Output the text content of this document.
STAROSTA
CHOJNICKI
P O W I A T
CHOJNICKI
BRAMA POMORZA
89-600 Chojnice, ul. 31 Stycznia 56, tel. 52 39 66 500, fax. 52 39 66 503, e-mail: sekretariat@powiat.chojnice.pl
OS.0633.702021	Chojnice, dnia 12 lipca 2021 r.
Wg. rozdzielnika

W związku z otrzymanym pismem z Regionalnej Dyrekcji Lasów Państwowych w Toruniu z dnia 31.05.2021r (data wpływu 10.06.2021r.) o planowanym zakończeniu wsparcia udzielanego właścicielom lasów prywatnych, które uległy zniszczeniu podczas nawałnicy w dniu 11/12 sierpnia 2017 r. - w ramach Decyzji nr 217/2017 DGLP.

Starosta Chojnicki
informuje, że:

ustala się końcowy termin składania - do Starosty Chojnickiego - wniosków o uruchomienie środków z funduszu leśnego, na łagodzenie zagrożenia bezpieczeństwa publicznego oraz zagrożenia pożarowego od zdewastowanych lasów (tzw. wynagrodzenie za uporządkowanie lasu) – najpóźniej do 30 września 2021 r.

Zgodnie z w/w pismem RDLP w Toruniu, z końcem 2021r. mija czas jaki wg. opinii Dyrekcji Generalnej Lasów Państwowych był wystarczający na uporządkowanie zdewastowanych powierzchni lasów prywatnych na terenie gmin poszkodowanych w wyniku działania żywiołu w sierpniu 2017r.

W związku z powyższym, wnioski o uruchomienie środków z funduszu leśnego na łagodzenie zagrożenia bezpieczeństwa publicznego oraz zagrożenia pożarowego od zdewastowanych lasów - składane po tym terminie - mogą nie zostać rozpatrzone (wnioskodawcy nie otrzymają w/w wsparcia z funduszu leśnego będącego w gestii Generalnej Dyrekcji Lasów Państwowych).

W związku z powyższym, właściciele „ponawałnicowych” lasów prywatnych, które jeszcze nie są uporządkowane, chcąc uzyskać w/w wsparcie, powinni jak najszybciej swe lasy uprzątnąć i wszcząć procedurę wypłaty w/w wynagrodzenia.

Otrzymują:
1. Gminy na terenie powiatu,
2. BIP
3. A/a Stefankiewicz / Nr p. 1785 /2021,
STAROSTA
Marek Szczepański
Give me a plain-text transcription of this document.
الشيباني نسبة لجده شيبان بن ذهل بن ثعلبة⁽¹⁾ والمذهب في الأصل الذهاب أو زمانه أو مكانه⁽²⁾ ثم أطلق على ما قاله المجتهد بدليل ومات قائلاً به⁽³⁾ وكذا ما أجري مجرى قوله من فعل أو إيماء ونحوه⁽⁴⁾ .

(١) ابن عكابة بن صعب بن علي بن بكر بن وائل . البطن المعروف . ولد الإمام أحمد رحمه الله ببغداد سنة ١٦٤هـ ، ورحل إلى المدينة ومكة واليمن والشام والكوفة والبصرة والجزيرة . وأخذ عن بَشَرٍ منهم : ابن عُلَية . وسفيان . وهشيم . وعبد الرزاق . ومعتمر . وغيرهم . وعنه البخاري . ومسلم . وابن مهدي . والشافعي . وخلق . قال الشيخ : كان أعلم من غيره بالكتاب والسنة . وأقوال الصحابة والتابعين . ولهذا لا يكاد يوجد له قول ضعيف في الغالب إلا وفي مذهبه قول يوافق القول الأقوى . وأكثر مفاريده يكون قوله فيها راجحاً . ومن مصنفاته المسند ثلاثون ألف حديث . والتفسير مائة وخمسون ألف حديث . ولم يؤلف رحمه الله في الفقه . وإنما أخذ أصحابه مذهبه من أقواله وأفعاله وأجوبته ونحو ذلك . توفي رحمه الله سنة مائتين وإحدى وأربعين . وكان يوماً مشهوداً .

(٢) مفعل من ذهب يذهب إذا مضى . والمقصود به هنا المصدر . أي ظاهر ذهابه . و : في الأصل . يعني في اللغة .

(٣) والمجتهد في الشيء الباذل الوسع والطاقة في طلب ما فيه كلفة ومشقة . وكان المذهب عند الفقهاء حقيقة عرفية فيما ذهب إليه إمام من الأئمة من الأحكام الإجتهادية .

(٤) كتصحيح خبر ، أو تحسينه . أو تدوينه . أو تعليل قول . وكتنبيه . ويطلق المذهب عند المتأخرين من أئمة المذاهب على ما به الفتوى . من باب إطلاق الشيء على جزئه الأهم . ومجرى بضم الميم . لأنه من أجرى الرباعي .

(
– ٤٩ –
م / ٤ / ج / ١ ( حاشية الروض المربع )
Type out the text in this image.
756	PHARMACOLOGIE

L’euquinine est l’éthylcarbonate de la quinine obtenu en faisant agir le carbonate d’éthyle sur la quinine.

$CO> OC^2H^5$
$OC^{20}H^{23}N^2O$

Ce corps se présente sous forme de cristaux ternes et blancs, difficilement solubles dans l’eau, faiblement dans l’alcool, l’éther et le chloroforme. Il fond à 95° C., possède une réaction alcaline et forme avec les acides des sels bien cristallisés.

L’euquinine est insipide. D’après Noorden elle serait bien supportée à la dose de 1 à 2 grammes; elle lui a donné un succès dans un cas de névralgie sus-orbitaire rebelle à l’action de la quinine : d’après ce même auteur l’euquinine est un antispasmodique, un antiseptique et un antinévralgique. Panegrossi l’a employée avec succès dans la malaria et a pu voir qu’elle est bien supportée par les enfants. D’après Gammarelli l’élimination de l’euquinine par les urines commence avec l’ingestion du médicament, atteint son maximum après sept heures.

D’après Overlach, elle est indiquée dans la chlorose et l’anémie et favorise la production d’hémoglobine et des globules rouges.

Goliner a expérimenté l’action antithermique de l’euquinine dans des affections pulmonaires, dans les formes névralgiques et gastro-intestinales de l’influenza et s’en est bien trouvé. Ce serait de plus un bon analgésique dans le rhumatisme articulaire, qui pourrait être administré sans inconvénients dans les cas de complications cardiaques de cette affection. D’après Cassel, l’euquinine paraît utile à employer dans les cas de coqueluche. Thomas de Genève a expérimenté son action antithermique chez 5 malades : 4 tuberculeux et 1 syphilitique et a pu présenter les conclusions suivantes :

▸ WHAT YOU ARE ASKED TO DO
Leave out every line without the string "الأصل" and copy the rest.

▸ WRITTEN ANSWER
الشيباني نسبة لجده شيبان بن ذهل بن ثعلبة⁽¹⁾ والمذهب في الأصل الذهاب أو زمانه أو مكانه⁽²⁾ ثم أطلق على ما قاله المجتهد بدليل ومات قائلاً به⁽³⁾ وكذا ما أجري مجرى قوله من فعل أو إيماء ونحوه⁽⁴⁾ .
(٢) مفعل من ذهب يذهب إذا مضى . والمقصود به هنا المصدر . أي ظاهر ذهابه . و : في الأصل . يعني في اللغة .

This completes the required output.